- _What is expected_
Each entry below should be echoed exactly, with pictures omitted.

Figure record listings

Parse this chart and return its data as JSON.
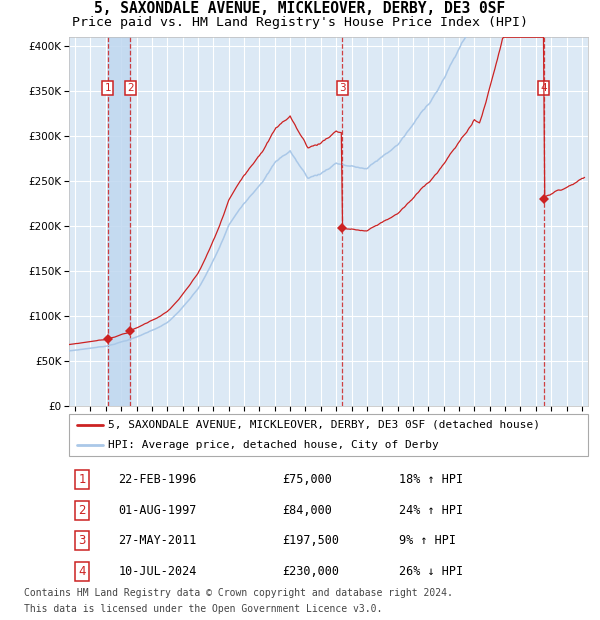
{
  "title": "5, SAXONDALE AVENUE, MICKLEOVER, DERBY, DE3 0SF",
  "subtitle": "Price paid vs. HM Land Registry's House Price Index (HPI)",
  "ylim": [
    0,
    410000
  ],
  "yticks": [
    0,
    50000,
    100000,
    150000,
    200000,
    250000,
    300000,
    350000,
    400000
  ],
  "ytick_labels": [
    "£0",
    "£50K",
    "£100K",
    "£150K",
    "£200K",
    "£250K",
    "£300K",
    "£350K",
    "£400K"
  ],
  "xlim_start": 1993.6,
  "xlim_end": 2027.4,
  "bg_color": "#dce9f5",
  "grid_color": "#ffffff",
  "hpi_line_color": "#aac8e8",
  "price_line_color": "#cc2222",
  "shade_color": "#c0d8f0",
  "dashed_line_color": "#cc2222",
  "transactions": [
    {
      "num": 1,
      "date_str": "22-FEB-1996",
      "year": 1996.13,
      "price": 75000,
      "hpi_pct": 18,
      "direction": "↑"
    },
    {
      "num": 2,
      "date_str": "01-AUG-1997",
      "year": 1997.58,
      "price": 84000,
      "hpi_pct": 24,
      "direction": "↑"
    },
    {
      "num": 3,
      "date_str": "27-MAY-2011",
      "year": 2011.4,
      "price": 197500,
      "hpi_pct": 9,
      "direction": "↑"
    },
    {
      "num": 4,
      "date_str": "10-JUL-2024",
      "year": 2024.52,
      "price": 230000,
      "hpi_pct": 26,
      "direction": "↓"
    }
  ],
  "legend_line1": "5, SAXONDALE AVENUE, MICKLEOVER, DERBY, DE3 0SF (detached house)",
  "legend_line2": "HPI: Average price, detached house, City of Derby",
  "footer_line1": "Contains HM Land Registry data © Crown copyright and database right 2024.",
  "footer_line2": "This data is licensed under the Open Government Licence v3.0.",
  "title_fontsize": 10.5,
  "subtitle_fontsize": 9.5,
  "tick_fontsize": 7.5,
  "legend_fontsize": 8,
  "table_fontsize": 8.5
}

- _The answer_
Parse this chart and return its data as JSON.
{
  "title": "5, SAXONDALE AVENUE, MICKLEOVER, DERBY, DE3 0SF",
  "subtitle": "Price paid vs. HM Land Registry's House Price Index (HPI)",
  "ylim": [
    0,
    410000
  ],
  "yticks": [
    0,
    50000,
    100000,
    150000,
    200000,
    250000,
    300000,
    350000,
    400000
  ],
  "ytick_labels": [
    "£0",
    "£50K",
    "£100K",
    "£150K",
    "£200K",
    "£250K",
    "£300K",
    "£350K",
    "£400K"
  ],
  "xlim_start": 1993.6,
  "xlim_end": 2027.4,
  "bg_color": "#dce9f5",
  "grid_color": "#ffffff",
  "hpi_line_color": "#aac8e8",
  "price_line_color": "#cc2222",
  "shade_color": "#c0d8f0",
  "dashed_line_color": "#cc2222",
  "transactions": [
    {
      "num": 1,
      "date_str": "22-FEB-1996",
      "year": 1996.13,
      "price": 75000,
      "hpi_pct": 18,
      "direction": "↑"
    },
    {
      "num": 2,
      "date_str": "01-AUG-1997",
      "year": 1997.58,
      "price": 84000,
      "hpi_pct": 24,
      "direction": "↑"
    },
    {
      "num": 3,
      "date_str": "27-MAY-2011",
      "year": 2011.4,
      "price": 197500,
      "hpi_pct": 9,
      "direction": "↑"
    },
    {
      "num": 4,
      "date_str": "10-JUL-2024",
      "year": 2024.52,
      "price": 230000,
      "hpi_pct": 26,
      "direction": "↓"
    }
  ],
  "legend_line1": "5, SAXONDALE AVENUE, MICKLEOVER, DERBY, DE3 0SF (detached house)",
  "legend_line2": "HPI: Average price, detached house, City of Derby",
  "footer_line1": "Contains HM Land Registry data © Crown copyright and database right 2024.",
  "footer_line2": "This data is licensed under the Open Government Licence v3.0.",
  "title_fontsize": 10.5,
  "subtitle_fontsize": 9.5,
  "tick_fontsize": 7.5,
  "legend_fontsize": 8,
  "table_fontsize": 8.5
}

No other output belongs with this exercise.